* _DESCRIPTION OF THE TASK_:
Print out every line, exactly as written.

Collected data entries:
— start —

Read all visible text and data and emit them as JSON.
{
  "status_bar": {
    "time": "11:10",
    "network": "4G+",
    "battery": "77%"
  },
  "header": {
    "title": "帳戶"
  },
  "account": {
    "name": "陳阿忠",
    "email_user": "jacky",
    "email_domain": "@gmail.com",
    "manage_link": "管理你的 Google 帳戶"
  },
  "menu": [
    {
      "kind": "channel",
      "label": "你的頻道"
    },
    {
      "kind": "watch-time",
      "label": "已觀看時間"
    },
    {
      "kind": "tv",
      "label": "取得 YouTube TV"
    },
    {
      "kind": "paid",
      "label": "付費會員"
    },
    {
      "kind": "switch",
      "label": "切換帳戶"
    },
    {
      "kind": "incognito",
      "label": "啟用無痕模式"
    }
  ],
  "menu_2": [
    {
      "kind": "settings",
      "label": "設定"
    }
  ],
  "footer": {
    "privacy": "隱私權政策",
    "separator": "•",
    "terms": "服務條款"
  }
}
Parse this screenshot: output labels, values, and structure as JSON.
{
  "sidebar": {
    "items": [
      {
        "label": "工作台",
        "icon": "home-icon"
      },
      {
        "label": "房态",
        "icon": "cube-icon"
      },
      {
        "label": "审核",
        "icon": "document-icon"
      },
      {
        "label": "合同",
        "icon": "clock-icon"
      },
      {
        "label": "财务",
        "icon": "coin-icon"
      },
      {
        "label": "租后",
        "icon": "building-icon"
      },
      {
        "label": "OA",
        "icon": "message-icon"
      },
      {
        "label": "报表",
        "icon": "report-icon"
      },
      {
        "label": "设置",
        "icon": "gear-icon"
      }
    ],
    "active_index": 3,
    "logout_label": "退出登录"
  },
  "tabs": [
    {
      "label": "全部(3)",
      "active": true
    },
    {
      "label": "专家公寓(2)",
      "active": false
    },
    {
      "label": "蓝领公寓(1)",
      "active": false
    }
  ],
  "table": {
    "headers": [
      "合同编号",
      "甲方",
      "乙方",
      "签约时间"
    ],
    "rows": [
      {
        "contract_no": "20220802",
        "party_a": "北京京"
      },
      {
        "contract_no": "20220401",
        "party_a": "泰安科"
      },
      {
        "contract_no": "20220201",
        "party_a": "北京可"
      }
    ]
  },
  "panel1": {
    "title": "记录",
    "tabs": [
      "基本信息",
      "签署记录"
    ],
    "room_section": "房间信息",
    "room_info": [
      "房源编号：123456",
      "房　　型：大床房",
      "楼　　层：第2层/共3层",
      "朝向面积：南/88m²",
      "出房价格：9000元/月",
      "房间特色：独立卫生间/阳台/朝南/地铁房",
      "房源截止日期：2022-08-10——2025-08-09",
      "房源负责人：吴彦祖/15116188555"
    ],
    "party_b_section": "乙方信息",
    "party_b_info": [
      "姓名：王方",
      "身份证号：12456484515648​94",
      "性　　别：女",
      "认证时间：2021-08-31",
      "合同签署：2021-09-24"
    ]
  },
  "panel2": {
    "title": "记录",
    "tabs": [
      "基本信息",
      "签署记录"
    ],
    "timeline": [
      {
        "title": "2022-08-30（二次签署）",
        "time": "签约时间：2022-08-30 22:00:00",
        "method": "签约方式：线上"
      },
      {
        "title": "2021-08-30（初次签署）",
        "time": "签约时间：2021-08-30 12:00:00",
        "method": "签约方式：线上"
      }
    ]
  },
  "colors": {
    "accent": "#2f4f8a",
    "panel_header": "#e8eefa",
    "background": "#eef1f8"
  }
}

— end —

* _SOLUTION TO THE EXERCISE_:
Read all visible text and data and emit them as JSON.
{
  "status_bar": {
    "time": "11:10",
    "network": "4G+",
    "battery": "77%"
  },
  "header": {
    "title": "帳戶"
  },
  "account": {
    "name": "陳阿忠",
    "email_user": "jacky",
    "email_domain": "@gmail.com",
    "manage_link": "管理你的 Google 帳戶"
  },
  "menu": [
    {
      "kind": "channel",
      "label": "你的頻道"
    },
    {
      "kind": "watch-time",
      "label": "已觀看時間"
    },
    {
      "kind": "tv",
      "label": "取得 YouTube TV"
    },
    {
      "kind": "paid",
      "label": "付費會員"
    },
    {
      "kind": "switch",
      "label": "切換帳戶"
    },
    {
      "kind": "incognito",
      "label": "啟用無痕模式"
    }
  ],
  "menu_2": [
    {
      "kind": "settings",
      "label": "設定"
    }
  ],
  "footer": {
    "privacy": "隱私權政策",
    "separator": "•",
    "terms": "服務條款"
  }
}
Parse this screenshot: output labels, values, and structure as JSON.
{
  "sidebar": {
    "items": [
      {
        "label": "工作台",
        "icon": "home-icon"
      },
      {
        "label": "房态",
        "icon": "cube-icon"
      },
      {
        "label": "审核",
        "icon": "document-icon"
      },
      {
        "label": "合同",
        "icon": "clock-icon"
      },
      {
        "label": "财务",
        "icon": "coin-icon"
      },
      {
        "label": "租后",
        "icon": "building-icon"
      },
      {
        "label": "OA",
        "icon": "message-icon"
      },
      {
        "label": "报表",
        "icon": "report-icon"
      },
      {
        "label": "设置",
        "icon": "gear-icon"
      }
    ],
    "active_index": 3,
    "logout_label": "退出登录"
  },
  "tabs": [
    {
      "label": "全部(3)",
      "active": true
    },
    {
      "label": "专家公寓(2)",
      "active": false
    },
    {
      "label": "蓝领公寓(1)",
      "active": false
    }
  ],
  "table": {
    "headers": [
      "合同编号",
      "甲方",
      "乙方",
      "签约时间"
    ],
    "rows": [
      {
        "contract_no": "20220802",
        "party_a": "北京京"
      },
      {
        "contract_no": "20220401",
        "party_a": "泰安科"
      },
      {
        "contract_no": "20220201",
        "party_a": "北京可"
      }
    ]
  },
  "panel1": {
    "title": "记录",
    "tabs": [
      "基本信息",
      "签署记录"
    ],
    "room_section": "房间信息",
    "room_info": [
      "房源编号：123456",
      "房　　型：大床房",
      "楼　　层：第2层/共3层",
      "朝向面积：南/88m²",
      "出房价格：9000元/月",
      "房间特色：独立卫生间/阳台/朝南/地铁房",
      "房源截止日期：2022-08-10——2025-08-09",
      "房源负责人：吴彦祖/15116188555"
    ],
    "party_b_section": "乙方信息",
    "party_b_info": [
      "姓名：王方",
      "身份证号：12456484515648​94",
      "性　　别：女",
      "认证时间：2021-08-31",
      "合同签署：2021-09-24"
    ]
  },
  "panel2": {
    "title": "记录",
    "tabs": [
      "基本信息",
      "签署记录"
    ],
    "timeline": [
      {
        "title": "2022-08-30（二次签署）",
        "time": "签约时间：2022-08-30 22:00:00",
        "method": "签约方式：线上"
      },
      {
        "title": "2021-08-30（初次签署）",
        "time": "签约时间：2021-08-30 12:00:00",
        "method": "签约方式：线上"
      }
    ]
  },
  "colors": {
    "accent": "#2f4f8a",
    "panel_header": "#e8eefa",
    "background": "#eef1f8"
  }
}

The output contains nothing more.